▶ **EXERCISE INSTRUCTIONS**:
Tell how many lines include the string "BREAKPOINTLOOP". Answer with a single number.

▶ **THE RECORDS**:
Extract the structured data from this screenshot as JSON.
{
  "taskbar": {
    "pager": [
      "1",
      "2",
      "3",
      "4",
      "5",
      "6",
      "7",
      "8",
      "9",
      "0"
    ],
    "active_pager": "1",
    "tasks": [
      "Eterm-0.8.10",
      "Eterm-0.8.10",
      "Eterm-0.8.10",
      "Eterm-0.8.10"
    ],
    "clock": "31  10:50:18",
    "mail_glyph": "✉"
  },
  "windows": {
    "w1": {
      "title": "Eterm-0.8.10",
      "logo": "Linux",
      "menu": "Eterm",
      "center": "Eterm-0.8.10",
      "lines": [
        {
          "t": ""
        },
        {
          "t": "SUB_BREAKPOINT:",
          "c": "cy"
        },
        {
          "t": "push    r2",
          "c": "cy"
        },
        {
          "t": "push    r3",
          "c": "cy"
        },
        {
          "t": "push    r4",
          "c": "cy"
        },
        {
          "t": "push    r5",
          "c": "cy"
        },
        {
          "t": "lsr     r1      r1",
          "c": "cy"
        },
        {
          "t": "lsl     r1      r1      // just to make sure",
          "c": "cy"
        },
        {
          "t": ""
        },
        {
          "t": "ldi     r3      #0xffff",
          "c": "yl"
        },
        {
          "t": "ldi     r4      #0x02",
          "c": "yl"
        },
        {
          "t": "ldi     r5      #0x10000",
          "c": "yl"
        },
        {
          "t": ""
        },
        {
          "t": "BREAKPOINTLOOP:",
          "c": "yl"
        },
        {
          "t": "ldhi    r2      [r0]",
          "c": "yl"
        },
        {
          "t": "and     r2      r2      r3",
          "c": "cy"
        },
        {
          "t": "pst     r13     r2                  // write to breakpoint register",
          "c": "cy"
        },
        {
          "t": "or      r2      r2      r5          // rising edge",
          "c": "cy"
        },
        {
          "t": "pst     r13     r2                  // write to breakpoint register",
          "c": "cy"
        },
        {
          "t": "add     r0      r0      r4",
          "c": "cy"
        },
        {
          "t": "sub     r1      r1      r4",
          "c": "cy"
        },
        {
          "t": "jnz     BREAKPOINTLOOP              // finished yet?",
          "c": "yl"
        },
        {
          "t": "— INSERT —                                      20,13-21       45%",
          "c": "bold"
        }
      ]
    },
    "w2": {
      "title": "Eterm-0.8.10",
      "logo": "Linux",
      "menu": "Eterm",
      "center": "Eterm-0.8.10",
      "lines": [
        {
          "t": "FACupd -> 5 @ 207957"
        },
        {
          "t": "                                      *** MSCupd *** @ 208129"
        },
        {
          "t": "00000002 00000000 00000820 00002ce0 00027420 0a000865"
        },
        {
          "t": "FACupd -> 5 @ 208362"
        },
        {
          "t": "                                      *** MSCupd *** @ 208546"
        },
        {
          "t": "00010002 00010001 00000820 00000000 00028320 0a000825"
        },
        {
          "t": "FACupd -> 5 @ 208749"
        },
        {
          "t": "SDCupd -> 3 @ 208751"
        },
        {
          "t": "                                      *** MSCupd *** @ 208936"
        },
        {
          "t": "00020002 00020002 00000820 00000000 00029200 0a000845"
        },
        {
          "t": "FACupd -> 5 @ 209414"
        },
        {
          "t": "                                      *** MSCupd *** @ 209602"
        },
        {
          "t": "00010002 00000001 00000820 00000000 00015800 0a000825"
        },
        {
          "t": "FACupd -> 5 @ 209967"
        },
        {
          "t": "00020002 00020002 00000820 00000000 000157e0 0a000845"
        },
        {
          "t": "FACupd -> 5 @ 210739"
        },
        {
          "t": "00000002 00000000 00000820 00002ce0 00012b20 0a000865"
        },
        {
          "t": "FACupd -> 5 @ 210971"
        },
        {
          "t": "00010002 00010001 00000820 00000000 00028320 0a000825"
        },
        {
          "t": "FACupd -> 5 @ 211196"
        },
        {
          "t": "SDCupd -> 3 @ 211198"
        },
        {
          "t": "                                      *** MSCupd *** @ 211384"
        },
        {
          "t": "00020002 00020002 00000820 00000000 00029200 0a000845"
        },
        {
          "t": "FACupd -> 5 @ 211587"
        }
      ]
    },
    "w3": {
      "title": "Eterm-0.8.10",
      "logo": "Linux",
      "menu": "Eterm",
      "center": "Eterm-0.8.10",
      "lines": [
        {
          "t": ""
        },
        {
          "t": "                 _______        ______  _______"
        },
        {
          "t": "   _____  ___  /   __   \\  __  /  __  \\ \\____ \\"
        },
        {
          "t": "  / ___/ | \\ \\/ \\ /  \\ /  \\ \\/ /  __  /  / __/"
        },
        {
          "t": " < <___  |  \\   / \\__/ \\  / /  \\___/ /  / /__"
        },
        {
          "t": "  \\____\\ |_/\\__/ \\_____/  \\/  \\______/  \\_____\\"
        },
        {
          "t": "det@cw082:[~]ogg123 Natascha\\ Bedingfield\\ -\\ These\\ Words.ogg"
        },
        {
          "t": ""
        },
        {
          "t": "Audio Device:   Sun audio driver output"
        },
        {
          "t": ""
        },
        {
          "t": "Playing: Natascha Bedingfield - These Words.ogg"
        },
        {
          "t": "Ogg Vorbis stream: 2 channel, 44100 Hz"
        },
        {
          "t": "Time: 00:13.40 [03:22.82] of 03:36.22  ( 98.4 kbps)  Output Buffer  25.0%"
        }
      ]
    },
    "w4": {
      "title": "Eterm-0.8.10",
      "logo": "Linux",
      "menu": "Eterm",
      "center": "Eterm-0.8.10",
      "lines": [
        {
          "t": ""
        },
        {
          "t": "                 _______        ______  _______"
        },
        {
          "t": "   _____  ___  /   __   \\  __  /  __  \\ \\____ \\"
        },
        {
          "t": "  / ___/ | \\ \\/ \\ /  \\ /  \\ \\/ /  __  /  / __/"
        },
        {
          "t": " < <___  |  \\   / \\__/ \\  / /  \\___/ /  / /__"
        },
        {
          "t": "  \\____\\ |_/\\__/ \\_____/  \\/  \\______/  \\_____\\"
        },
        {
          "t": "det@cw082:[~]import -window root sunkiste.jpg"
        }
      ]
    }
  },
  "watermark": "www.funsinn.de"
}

▶ **FINAL ANSWER**:
2